**WORK TO BE COMPLETED**
Select the lines that contain "name" and copy each of them.

Excerpt from a dataset
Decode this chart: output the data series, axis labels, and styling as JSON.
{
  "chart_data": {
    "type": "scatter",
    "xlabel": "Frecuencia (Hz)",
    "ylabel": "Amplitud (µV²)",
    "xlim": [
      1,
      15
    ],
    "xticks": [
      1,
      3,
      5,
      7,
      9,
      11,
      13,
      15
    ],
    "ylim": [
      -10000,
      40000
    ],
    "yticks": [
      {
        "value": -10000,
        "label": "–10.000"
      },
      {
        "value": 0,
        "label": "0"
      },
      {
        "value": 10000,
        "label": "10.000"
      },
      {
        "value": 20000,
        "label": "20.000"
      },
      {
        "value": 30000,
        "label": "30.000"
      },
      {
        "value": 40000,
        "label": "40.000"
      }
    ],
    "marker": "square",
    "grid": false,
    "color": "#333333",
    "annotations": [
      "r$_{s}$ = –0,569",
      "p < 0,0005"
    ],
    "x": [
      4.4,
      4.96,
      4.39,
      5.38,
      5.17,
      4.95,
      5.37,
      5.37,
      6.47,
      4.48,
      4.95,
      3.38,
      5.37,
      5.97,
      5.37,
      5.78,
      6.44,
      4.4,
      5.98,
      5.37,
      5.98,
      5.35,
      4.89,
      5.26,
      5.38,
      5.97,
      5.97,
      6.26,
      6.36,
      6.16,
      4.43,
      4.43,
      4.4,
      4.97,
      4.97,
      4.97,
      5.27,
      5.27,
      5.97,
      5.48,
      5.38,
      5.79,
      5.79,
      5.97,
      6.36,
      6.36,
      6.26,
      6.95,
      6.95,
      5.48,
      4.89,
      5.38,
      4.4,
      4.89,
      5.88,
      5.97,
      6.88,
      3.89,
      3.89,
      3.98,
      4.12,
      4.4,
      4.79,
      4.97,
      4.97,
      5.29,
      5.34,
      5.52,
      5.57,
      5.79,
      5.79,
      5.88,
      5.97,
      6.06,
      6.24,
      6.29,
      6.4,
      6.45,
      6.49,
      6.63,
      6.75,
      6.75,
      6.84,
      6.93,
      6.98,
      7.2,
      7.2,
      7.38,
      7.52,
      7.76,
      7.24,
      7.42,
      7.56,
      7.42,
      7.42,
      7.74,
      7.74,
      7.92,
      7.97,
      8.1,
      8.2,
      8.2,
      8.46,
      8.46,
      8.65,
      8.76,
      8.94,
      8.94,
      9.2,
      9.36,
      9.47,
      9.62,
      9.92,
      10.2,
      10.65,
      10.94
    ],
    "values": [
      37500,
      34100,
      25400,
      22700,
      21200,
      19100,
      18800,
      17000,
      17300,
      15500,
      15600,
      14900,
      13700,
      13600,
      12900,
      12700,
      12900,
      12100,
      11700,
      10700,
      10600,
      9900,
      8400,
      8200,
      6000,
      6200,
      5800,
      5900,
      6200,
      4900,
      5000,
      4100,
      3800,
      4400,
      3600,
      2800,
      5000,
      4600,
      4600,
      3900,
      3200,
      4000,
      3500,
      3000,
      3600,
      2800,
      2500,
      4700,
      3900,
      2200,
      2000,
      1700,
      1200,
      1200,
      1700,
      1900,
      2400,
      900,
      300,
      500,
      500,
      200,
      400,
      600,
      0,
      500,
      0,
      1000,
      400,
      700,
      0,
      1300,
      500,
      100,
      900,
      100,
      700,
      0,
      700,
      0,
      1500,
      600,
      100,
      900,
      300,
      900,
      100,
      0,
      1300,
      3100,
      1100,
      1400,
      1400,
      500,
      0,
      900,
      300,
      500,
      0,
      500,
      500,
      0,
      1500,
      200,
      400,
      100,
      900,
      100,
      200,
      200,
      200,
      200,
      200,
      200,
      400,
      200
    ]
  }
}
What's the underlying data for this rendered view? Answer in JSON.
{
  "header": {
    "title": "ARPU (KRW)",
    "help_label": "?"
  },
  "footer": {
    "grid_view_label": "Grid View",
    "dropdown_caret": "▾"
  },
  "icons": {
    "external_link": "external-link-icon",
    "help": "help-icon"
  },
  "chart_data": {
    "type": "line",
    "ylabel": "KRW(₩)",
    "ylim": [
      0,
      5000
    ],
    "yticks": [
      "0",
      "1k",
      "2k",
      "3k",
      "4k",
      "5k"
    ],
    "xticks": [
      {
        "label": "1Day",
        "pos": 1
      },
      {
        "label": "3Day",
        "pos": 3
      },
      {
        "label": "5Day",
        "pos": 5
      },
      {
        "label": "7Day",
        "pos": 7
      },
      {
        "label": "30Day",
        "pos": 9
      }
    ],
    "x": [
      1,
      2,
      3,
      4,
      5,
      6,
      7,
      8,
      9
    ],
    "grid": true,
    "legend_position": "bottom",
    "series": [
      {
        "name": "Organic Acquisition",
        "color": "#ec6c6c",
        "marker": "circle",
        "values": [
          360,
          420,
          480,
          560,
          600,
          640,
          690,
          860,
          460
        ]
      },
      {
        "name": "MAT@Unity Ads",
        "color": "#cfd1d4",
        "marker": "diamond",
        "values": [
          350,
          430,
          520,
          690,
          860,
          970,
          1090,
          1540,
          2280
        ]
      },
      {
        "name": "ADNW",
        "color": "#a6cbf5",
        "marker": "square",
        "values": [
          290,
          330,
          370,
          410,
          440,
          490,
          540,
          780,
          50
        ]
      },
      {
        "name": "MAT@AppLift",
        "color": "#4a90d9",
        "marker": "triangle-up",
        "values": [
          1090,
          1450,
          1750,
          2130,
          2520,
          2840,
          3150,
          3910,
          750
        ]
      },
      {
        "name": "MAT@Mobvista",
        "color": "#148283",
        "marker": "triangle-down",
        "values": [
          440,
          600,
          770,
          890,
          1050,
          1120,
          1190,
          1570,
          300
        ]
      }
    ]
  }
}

**TASK RESPONSE**
        "name": "Organic Acquisition",
        "name": "MAT@Unity Ads",
        "name": "ADNW",
        "name": "MAT@AppLift",
        "name": "MAT@Mobvista",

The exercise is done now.